begin Recorded information

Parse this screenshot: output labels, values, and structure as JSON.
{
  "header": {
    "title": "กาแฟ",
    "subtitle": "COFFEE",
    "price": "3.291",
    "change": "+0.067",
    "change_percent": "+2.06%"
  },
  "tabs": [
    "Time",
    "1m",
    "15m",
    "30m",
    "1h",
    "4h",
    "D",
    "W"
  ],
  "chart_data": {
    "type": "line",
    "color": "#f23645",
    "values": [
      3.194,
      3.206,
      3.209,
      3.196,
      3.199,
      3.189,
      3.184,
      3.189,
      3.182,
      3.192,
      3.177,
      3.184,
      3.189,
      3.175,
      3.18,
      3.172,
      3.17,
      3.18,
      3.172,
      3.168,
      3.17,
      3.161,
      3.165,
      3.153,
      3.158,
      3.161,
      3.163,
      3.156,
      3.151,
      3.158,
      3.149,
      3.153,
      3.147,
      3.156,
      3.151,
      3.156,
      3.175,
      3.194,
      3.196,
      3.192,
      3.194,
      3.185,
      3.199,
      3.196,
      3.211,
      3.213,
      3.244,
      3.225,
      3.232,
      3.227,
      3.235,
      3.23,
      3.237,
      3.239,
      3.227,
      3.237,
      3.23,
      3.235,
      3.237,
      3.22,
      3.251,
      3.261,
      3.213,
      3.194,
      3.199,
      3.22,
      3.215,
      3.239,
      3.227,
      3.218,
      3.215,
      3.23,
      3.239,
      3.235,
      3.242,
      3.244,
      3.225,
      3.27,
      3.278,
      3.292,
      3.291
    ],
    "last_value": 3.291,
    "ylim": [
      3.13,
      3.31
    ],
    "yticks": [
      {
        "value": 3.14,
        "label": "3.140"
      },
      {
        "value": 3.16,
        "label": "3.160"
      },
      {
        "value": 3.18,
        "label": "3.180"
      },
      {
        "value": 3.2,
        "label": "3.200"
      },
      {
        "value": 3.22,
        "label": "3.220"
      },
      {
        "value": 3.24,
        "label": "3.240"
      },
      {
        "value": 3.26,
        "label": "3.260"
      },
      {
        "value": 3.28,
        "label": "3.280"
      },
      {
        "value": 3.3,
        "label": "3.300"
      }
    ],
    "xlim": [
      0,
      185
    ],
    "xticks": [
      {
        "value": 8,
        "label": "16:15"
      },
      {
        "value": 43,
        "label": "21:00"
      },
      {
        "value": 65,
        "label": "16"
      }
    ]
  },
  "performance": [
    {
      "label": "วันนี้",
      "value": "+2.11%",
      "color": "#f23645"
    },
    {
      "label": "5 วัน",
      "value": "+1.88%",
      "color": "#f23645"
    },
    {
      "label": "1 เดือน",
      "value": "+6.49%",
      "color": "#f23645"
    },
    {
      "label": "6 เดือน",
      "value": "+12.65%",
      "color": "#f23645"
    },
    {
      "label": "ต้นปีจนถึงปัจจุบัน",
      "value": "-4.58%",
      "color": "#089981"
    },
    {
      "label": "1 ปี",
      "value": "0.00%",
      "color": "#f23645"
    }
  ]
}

end Recorded information

### The exercise
Return each entry from above without altering a single character.

### Exercise result
Parse this screenshot: output labels, values, and structure as JSON.
{
  "header": {
    "title": "กาแฟ",
    "subtitle": "COFFEE",
    "price": "3.291",
    "change": "+0.067",
    "change_percent": "+2.06%"
  },
  "tabs": [
    "Time",
    "1m",
    "15m",
    "30m",
    "1h",
    "4h",
    "D",
    "W"
  ],
  "chart_data": {
    "type": "line",
    "color": "#f23645",
    "values": [
      3.194,
      3.206,
      3.209,
      3.196,
      3.199,
      3.189,
      3.184,
      3.189,
      3.182,
      3.192,
      3.177,
      3.184,
      3.189,
      3.175,
      3.18,
      3.172,
      3.17,
      3.18,
      3.172,
      3.168,
      3.17,
      3.161,
      3.165,
      3.153,
      3.158,
      3.161,
      3.163,
      3.156,
      3.151,
      3.158,
      3.149,
      3.153,
      3.147,
      3.156,
      3.151,
      3.156,
      3.175,
      3.194,
      3.196,
      3.192,
      3.194,
      3.185,
      3.199,
      3.196,
      3.211,
      3.213,
      3.244,
      3.225,
      3.232,
      3.227,
      3.235,
      3.23,
      3.237,
      3.239,
      3.227,
      3.237,
      3.23,
      3.235,
      3.237,
      3.22,
      3.251,
      3.261,
      3.213,
      3.194,
      3.199,
      3.22,
      3.215,
      3.239,
      3.227,
      3.218,
      3.215,
      3.23,
      3.239,
      3.235,
      3.242,
      3.244,
      3.225,
      3.27,
      3.278,
      3.292,
      3.291
    ],
    "last_value": 3.291,
    "ylim": [
      3.13,
      3.31
    ],
    "yticks": [
      {
        "value": 3.14,
        "label": "3.140"
      },
      {
        "value": 3.16,
        "label": "3.160"
      },
      {
        "value": 3.18,
        "label": "3.180"
      },
      {
        "value": 3.2,
        "label": "3.200"
      },
      {
        "value": 3.22,
        "label": "3.220"
      },
      {
        "value": 3.24,
        "label": "3.240"
      },
      {
        "value": 3.26,
        "label": "3.260"
      },
      {
        "value": 3.28,
        "label": "3.280"
      },
      {
        "value": 3.3,
        "label": "3.300"
      }
    ],
    "xlim": [
      0,
      185
    ],
    "xticks": [
      {
        "value": 8,
        "label": "16:15"
      },
      {
        "value": 43,
        "label": "21:00"
      },
      {
        "value": 65,
        "label": "16"
      }
    ]
  },
  "performance": [
    {
      "label": "วันนี้",
      "value": "+2.11%",
      "color": "#f23645"
    },
    {
      "label": "5 วัน",
      "value": "+1.88%",
      "color": "#f23645"
    },
    {
      "label": "1 เดือน",
      "value": "+6.49%",
      "color": "#f23645"
    },
    {
      "label": "6 เดือน",
      "value": "+12.65%",
      "color": "#f23645"
    },
    {
      "label": "ต้นปีจนถึงปัจจุบัน",
      "value": "-4.58%",
      "color": "#089981"
    },
    {
      "label": "1 ปี",
      "value": "0.00%",
      "color": "#f23645"
    }
  ]
}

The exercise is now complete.